[Stored entries]
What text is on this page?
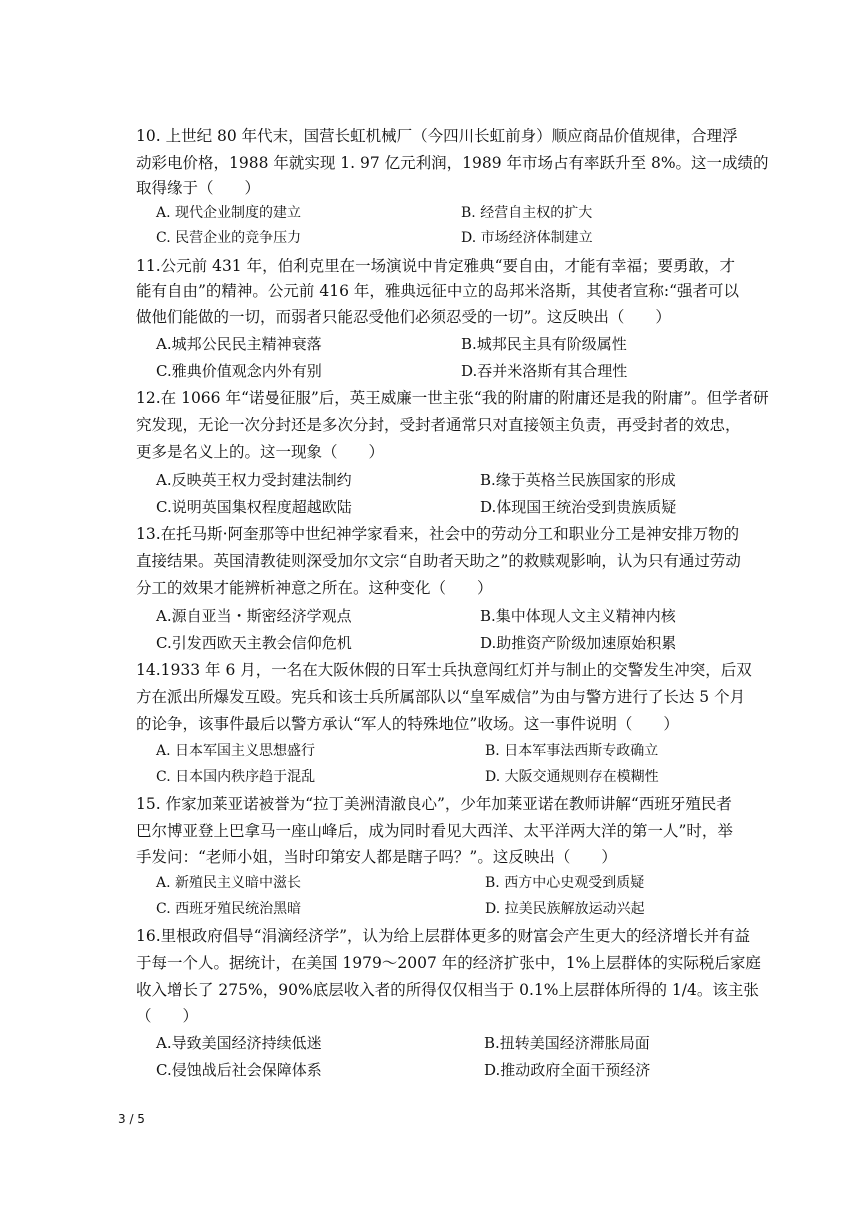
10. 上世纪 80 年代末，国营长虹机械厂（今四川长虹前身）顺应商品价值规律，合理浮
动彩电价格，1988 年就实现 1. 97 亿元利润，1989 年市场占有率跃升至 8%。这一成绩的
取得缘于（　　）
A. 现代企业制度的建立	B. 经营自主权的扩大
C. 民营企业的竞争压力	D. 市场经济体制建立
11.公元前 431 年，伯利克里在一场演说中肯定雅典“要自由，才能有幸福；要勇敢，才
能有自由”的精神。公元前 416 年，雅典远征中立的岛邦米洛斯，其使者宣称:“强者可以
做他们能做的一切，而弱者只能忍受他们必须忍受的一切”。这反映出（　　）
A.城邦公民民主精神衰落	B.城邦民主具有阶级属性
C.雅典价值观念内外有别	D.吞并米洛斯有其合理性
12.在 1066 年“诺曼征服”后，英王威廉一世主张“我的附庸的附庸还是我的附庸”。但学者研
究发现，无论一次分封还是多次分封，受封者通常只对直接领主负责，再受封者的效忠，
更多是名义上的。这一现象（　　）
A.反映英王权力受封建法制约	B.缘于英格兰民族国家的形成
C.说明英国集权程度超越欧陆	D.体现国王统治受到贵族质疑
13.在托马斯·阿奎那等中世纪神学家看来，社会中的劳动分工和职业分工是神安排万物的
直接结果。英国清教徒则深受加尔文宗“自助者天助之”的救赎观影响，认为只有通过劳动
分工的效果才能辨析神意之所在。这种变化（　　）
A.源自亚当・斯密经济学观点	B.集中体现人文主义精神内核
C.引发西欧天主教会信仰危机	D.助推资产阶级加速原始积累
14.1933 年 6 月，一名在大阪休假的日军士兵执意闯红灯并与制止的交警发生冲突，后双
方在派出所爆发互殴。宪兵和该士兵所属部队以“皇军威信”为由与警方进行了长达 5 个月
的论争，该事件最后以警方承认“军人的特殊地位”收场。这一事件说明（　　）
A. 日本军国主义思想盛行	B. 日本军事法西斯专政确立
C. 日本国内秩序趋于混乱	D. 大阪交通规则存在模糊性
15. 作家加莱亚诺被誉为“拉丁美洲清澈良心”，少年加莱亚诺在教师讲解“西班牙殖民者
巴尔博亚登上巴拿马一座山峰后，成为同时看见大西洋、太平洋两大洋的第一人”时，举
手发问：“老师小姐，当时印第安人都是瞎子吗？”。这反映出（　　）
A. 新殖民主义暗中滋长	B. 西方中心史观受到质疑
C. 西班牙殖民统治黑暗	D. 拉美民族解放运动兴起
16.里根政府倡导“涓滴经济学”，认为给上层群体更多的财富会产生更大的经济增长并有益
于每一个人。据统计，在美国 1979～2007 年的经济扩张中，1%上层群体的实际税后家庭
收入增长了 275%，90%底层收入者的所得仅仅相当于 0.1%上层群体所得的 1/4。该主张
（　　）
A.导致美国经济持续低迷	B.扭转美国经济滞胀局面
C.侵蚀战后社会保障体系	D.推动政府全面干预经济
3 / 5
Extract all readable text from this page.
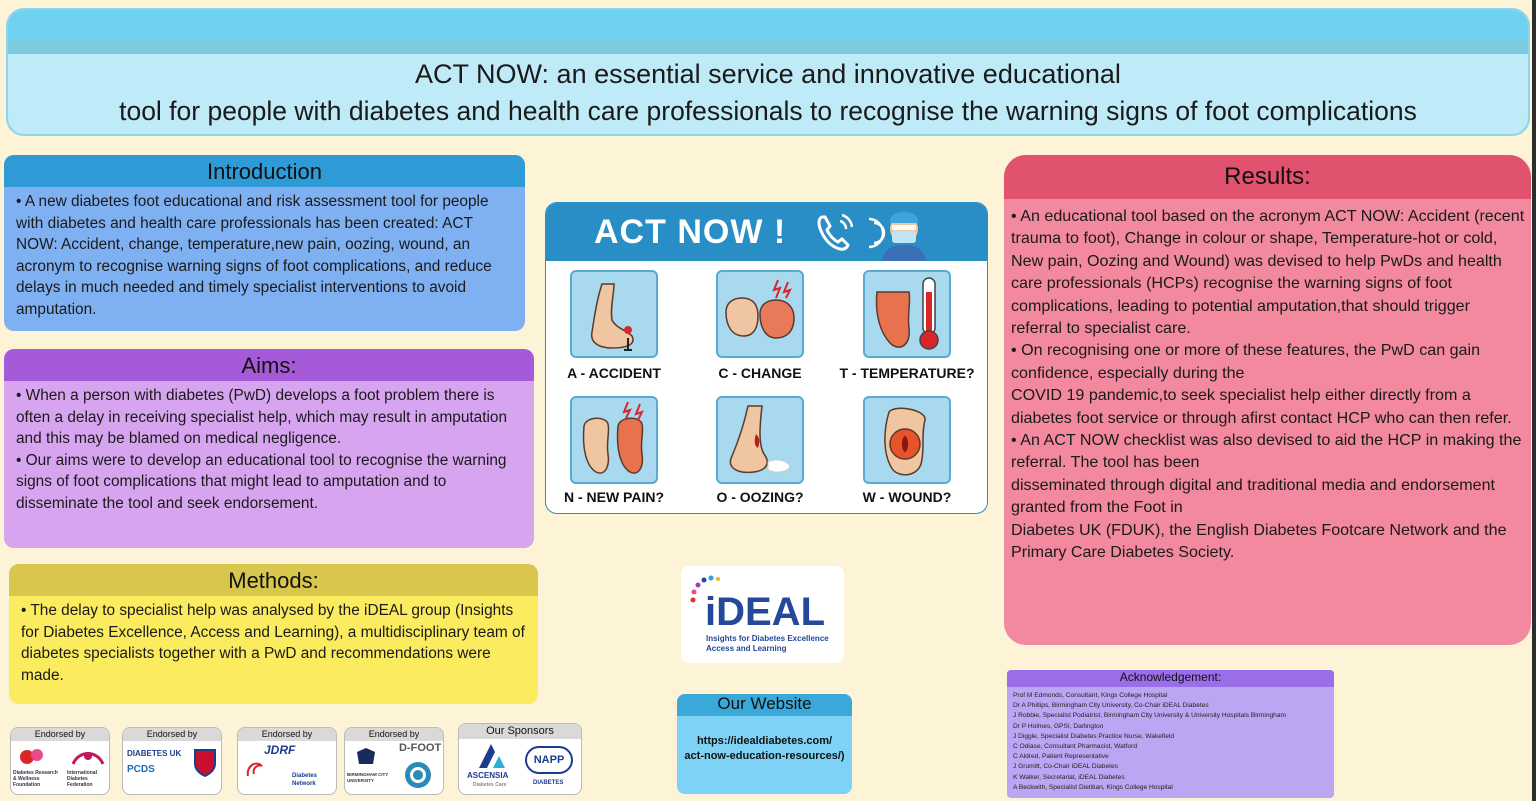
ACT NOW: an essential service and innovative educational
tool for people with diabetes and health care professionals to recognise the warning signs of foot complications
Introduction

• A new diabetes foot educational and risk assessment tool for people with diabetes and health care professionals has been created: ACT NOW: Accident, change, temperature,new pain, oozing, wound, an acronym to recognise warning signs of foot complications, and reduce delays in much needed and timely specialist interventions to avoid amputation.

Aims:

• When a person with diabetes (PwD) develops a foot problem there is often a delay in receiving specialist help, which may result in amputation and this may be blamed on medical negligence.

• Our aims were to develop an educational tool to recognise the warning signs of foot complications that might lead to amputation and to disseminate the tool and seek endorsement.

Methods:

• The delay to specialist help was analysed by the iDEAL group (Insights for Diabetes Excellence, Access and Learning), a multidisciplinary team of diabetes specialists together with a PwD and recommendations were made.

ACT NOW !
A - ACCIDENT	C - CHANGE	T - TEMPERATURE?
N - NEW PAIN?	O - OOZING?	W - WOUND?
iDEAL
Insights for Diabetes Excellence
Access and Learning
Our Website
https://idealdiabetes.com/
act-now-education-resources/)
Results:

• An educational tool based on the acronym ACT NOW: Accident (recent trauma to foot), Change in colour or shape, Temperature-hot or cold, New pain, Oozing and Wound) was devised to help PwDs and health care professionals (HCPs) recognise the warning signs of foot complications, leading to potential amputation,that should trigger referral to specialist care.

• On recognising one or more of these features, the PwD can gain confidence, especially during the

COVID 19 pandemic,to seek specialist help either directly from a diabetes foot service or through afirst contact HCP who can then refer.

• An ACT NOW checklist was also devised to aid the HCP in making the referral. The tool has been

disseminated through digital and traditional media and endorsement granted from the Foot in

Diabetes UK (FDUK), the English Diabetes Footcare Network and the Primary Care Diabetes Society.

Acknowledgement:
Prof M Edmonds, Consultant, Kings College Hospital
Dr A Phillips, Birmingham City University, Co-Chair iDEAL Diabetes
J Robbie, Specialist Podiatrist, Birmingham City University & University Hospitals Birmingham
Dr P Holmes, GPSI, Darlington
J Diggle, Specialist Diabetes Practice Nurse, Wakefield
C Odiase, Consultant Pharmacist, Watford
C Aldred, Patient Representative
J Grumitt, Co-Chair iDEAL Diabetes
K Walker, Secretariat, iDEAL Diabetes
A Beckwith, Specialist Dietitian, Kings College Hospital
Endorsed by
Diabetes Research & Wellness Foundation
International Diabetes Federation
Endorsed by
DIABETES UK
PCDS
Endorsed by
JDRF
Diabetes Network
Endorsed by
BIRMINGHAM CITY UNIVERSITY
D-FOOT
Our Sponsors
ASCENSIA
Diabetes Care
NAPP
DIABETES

==

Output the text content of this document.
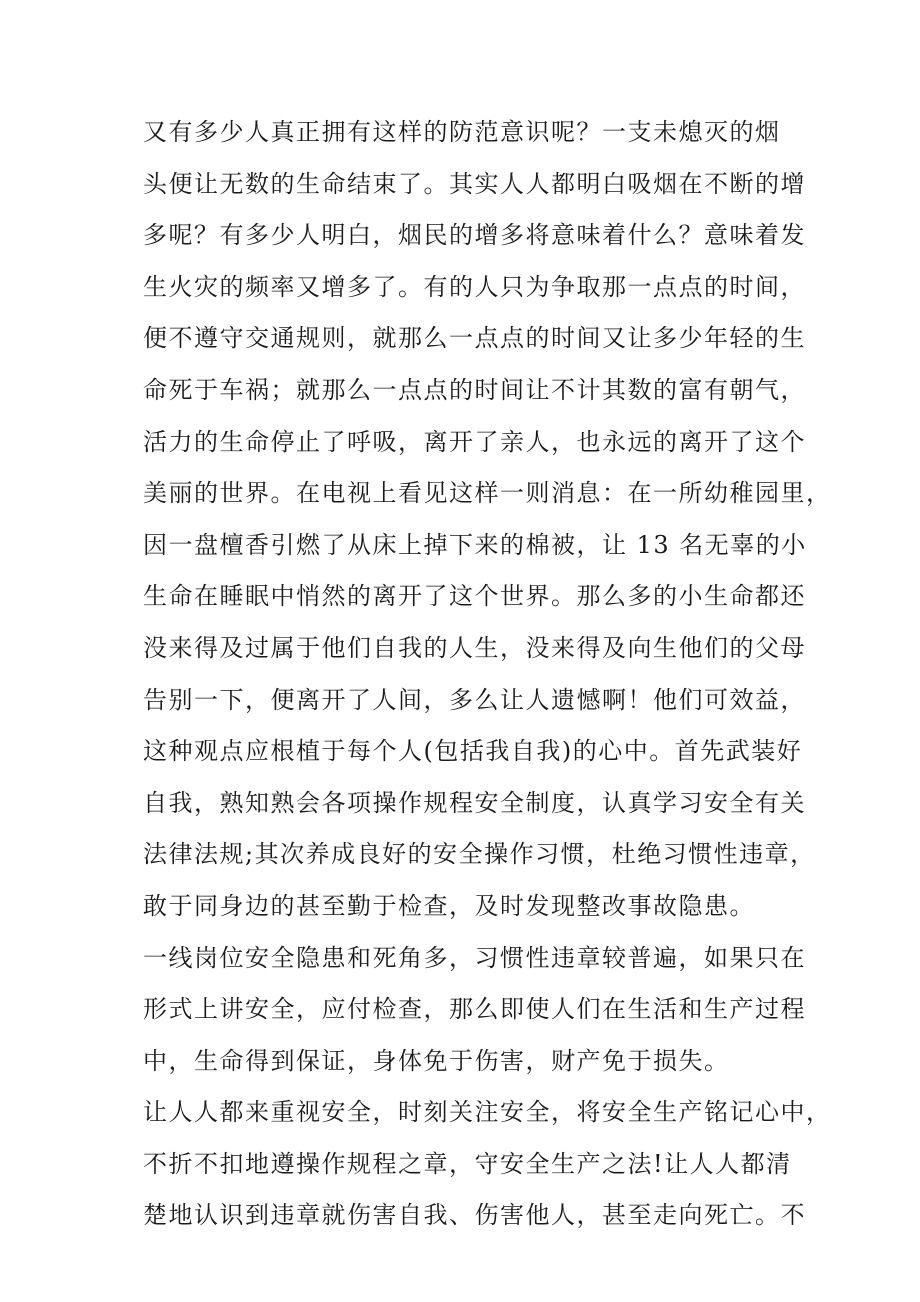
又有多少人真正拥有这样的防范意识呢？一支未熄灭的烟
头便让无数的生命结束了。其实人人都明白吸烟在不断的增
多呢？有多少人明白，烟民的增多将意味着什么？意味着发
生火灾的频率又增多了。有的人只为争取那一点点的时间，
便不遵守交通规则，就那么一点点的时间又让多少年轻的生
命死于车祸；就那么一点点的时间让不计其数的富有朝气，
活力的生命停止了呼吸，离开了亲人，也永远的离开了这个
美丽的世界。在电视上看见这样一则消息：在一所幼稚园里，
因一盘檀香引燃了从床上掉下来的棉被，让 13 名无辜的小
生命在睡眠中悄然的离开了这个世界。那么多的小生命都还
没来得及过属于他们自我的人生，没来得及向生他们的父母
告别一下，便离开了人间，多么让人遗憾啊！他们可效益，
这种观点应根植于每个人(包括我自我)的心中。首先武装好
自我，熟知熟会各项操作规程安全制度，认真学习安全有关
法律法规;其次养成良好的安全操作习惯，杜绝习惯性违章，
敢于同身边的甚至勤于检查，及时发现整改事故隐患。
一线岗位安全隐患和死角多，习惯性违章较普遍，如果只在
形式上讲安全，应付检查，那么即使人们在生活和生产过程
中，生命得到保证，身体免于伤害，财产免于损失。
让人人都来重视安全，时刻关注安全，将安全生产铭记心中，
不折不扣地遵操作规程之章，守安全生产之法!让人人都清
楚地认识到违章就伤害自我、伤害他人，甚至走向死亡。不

» **The task**
Determine the number of lines in the records that include the string "warning", and respond with that number only.

» **Finished answer**
4